▶ **DIRECTIONS**
List each line of the data that holds the string "image".

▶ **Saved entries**
☆ ☆ ☆

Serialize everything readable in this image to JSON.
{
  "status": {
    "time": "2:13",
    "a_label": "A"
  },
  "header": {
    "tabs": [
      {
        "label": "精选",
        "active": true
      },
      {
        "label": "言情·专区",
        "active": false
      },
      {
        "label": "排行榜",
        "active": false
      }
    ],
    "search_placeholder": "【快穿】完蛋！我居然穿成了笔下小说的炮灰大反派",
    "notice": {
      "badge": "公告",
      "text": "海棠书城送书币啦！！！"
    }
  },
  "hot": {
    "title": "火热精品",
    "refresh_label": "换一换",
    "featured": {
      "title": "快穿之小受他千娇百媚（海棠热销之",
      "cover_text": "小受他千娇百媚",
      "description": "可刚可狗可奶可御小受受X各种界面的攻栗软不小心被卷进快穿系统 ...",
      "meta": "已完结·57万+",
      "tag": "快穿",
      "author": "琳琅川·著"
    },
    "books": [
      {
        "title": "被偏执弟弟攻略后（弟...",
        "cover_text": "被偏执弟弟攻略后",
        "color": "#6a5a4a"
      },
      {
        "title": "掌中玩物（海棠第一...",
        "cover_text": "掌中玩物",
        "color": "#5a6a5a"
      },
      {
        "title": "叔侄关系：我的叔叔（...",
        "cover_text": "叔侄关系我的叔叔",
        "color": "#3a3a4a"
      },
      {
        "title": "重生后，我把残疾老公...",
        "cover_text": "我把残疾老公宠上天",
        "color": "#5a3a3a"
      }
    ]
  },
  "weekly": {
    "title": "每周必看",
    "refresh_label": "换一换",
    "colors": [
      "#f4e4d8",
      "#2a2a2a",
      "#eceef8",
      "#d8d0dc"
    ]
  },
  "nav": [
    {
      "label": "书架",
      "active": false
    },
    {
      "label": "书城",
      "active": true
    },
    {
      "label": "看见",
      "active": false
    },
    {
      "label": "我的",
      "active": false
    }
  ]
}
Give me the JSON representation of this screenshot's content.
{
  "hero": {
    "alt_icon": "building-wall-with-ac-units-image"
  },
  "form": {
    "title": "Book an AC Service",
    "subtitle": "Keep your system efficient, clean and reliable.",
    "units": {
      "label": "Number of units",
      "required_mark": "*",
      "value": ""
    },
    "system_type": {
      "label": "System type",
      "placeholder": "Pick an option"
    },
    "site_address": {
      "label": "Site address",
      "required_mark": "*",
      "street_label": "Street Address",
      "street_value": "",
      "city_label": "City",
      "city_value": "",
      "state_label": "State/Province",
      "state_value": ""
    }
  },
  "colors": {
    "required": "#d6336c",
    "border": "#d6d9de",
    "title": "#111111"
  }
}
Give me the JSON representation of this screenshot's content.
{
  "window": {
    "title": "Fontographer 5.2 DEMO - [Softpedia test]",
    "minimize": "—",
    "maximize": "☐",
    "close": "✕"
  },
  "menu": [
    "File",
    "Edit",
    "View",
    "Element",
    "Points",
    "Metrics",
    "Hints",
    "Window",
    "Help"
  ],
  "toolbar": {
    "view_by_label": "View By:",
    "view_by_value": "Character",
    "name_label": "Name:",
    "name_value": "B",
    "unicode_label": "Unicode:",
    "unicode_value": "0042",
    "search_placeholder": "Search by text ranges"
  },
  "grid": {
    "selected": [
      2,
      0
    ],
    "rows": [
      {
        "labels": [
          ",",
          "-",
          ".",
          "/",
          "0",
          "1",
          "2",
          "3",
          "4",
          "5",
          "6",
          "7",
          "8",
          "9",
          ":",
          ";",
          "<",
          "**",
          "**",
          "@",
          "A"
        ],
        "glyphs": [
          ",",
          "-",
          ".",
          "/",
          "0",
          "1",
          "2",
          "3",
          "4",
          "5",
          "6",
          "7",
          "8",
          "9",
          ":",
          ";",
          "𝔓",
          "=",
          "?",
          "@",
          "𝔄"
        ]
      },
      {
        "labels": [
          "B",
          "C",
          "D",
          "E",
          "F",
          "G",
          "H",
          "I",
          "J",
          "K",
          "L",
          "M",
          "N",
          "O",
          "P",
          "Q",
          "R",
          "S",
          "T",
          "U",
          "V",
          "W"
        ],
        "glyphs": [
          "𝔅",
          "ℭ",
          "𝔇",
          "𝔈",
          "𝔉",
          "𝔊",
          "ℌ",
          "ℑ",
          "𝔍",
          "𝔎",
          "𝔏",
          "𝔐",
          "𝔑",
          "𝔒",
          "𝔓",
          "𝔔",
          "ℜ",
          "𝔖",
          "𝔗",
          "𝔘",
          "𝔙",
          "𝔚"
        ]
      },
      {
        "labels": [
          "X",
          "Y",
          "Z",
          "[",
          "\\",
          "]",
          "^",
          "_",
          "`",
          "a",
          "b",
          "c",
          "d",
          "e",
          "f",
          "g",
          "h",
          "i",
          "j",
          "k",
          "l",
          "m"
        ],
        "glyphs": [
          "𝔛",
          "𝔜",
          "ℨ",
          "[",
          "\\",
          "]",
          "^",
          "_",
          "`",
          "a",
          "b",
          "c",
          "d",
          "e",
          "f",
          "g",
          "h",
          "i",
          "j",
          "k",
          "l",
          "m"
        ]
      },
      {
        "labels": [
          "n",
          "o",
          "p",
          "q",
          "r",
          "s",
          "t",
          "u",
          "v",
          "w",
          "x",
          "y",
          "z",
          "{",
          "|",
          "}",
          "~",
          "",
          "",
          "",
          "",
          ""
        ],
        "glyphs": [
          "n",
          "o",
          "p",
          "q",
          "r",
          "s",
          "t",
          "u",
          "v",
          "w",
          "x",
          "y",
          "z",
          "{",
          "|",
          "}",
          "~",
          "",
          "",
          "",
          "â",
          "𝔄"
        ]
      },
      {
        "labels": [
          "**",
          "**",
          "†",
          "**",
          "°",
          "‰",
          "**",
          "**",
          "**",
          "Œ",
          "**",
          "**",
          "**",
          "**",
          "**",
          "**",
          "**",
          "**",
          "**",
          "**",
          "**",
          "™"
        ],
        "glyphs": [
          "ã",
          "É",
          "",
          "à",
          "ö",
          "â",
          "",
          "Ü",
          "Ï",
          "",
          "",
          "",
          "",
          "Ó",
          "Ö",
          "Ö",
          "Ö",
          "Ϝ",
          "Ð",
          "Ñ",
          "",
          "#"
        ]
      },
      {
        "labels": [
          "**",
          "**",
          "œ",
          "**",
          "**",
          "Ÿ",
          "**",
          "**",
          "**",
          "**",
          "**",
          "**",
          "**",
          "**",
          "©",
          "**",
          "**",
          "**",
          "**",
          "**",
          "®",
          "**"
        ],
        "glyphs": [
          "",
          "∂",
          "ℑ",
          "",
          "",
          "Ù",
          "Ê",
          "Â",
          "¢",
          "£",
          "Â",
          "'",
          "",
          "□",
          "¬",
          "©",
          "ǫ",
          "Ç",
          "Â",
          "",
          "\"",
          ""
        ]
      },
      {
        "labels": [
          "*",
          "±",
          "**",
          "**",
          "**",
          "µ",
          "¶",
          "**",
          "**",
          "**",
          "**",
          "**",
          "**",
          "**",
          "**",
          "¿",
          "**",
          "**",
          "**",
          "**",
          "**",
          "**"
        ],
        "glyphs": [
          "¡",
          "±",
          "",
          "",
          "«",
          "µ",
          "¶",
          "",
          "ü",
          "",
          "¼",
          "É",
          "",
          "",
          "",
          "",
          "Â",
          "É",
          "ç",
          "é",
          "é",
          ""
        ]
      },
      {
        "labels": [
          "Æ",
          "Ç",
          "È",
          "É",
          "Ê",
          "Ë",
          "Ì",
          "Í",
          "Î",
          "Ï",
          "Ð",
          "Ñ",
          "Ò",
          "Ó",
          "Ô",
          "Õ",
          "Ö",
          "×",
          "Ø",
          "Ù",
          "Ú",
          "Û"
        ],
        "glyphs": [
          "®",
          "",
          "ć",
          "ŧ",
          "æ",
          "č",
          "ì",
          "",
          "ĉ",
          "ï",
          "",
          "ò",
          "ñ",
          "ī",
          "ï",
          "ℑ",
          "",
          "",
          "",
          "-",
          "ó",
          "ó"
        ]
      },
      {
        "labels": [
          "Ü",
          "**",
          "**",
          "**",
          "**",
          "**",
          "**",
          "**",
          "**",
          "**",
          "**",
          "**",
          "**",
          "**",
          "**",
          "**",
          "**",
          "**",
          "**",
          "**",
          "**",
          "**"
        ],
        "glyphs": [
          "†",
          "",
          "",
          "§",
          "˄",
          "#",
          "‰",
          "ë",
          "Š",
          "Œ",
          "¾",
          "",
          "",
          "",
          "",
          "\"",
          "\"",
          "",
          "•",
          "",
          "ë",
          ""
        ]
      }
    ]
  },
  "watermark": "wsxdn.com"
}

☆ ☆ ☆

▶ **EXERCISE RESULT**
Serialize everything readable in this image to JSON.
    "alt_icon": "building-wall-with-ac-units-image"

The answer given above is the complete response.